Job 1: Find every line of the records below that contains the string "title", matching case exactly, and copy each of those lines.

Document extract:
★ ★ ★
[Ocfs2-users] Ocfs2-users Digest, Vol 96, Issue 6

David Johle djohle at industrialinfo.com
Mon Dec 5 12:23:29 PST 2011


On your dmesg output I see this on all devices:
Write cache: disabled

On your cat /proc/mounts output I see this on all mounts:
data=ordered


So you have the slower data writing method with no caching going 
on.  I'm not surprised in the least that it's going so slow!

I suggest data=writeback on the mount options, and figure out how get 
your devices to have write caching enabled.

Also check within the storage system itself for various caching 
options, especially enabling write caching.  And write-back caches 
will give even better performance than write-through if it gives you 
a choice between those.


At 02:00 PM 12/3/2011, Marek Kr?likowski wrote:
>Message: 1
>Date: Sat, 3 Dec 2011 20:32:30 +0100
>From: Marek Kr?likowski <admin at wset.edu.pl>
>Subject: [Ocfs2-users] Slow OCFS2 on very high-end hardware
>To: <ocfs2-users at oss.oracle.com>
>Message-ID: <6EB9AEE0D0994A44AA1BBEFC6B848B3A at SERWER>
>Content-Type: text/plain; charset="iso-8859-2"
★ ★ ★
Job 2: Decide whether each statement agrees with the mailing list reply above. Answer yes or no for each, and quote the words from the reply that settle it. (a) The dmesg output shows the write cache disabled on all devices. (b) The mounts use data=writeback. (c) The reply says write-through caches perform better than write-back caches.

Element and coordinate records:
★ ★ ★
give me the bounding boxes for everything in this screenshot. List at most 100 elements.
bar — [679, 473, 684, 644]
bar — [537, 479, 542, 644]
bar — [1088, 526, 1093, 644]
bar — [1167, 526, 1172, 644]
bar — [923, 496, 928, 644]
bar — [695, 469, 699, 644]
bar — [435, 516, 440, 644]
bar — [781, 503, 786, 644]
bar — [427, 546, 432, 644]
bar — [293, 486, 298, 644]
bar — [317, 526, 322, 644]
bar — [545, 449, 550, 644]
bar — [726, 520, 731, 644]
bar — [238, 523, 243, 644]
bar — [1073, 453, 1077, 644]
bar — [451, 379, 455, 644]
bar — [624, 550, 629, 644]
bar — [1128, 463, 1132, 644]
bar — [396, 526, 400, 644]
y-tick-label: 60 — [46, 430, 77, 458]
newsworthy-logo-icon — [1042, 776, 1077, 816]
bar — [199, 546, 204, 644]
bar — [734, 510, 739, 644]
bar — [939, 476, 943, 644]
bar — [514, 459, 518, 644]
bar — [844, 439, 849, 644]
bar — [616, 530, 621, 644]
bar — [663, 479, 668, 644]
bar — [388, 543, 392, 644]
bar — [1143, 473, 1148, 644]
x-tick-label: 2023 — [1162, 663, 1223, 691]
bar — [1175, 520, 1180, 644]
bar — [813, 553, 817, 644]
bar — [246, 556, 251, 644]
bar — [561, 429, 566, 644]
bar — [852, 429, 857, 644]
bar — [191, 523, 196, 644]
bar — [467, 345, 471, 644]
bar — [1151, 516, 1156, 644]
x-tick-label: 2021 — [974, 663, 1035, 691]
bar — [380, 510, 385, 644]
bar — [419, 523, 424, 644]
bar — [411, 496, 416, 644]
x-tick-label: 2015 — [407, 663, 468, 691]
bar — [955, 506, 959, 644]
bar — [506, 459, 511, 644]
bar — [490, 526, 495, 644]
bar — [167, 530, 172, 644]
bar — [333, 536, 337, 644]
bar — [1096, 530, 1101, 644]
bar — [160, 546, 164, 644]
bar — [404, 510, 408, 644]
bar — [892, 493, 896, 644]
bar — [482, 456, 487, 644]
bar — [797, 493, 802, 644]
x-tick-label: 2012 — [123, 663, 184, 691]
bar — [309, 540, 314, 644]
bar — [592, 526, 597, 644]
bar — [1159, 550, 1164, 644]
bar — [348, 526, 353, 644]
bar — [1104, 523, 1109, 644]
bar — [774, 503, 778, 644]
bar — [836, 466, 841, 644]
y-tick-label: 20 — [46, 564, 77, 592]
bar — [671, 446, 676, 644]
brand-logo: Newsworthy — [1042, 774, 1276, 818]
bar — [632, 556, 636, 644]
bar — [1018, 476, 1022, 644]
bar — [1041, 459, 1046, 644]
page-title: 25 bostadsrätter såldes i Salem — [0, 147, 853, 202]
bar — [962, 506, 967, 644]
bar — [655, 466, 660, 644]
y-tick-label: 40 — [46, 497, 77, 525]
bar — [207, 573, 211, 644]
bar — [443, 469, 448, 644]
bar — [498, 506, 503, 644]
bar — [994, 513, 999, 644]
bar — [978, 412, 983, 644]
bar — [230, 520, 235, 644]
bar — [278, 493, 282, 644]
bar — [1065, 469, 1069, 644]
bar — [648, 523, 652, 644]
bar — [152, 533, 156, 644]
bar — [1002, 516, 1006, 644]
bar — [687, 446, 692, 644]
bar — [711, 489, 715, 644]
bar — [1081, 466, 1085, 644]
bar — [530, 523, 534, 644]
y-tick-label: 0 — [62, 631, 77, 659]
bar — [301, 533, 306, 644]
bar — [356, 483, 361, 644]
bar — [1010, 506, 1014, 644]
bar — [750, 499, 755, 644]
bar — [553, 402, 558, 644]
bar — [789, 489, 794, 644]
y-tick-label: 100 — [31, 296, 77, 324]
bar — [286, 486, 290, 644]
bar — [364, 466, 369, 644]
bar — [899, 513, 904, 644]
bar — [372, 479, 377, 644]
★ ★ ★
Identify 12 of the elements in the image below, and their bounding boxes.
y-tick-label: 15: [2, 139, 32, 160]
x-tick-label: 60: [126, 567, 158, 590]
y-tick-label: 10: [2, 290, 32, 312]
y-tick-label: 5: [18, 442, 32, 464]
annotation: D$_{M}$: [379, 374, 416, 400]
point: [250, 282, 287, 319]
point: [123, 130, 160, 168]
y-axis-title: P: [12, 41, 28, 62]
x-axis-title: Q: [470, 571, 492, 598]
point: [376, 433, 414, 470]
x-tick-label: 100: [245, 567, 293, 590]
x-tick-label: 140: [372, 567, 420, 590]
★ ★ ★
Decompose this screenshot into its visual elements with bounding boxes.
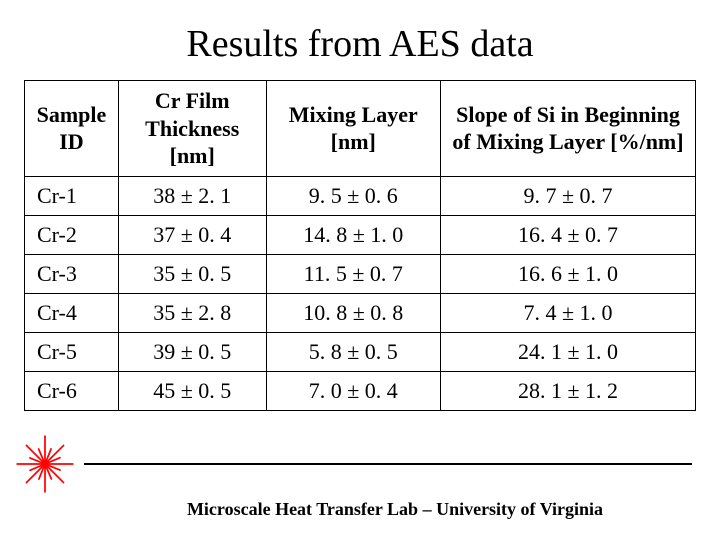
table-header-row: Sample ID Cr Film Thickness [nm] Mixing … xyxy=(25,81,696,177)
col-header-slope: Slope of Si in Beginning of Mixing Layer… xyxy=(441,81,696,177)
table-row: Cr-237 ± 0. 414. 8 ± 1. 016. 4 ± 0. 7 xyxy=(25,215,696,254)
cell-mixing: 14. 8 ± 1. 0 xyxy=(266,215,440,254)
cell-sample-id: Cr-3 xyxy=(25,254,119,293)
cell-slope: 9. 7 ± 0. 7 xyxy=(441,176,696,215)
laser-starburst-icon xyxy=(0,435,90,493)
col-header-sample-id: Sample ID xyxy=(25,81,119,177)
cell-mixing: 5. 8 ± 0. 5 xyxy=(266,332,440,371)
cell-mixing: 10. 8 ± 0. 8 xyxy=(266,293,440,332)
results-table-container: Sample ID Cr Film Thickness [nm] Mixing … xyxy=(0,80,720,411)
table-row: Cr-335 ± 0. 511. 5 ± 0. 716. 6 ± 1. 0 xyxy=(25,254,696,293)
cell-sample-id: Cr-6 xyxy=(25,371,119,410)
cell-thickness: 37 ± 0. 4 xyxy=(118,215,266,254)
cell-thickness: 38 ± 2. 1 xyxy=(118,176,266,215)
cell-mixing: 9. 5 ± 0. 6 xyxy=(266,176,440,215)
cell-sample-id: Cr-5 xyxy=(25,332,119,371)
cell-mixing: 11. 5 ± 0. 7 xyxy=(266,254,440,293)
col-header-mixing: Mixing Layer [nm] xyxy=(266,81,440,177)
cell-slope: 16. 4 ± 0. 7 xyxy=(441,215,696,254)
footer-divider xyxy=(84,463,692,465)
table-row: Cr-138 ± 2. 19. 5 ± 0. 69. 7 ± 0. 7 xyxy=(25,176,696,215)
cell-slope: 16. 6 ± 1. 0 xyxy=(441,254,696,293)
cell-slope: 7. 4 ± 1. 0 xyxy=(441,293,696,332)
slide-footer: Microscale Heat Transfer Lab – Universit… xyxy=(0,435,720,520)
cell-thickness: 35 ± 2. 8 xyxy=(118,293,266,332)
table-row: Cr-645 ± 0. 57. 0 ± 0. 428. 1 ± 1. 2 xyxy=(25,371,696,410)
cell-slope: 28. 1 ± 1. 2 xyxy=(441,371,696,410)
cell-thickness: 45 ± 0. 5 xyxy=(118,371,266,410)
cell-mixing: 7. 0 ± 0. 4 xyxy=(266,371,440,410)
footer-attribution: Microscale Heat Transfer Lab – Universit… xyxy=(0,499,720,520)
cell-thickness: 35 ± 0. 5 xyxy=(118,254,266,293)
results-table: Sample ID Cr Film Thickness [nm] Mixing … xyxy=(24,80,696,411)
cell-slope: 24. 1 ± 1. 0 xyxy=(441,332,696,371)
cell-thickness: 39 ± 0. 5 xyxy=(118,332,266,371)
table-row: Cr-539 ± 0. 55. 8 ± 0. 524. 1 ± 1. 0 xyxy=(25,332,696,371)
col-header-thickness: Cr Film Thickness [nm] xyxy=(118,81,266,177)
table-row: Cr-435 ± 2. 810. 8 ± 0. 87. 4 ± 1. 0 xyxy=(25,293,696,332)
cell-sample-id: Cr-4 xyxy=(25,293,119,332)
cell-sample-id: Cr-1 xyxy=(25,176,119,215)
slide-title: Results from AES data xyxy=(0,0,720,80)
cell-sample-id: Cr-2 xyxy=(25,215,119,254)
★ ★ ★
Exercise output 1:
page-title: 25 bostadsrätter såldes i Salem — [0, 147, 853, 202]
y-axis-title: P: [12, 41, 28, 62]
x-axis-title: Q: [470, 571, 492, 598]
slide-title: Results from AES data xyxy=(0,0,720,80)

Exercise output 2:
(a) Yes: "Write cache: disabled"
(b) No: "data=ordered"
(c) No: "write-back caches will give even better performance than write-through"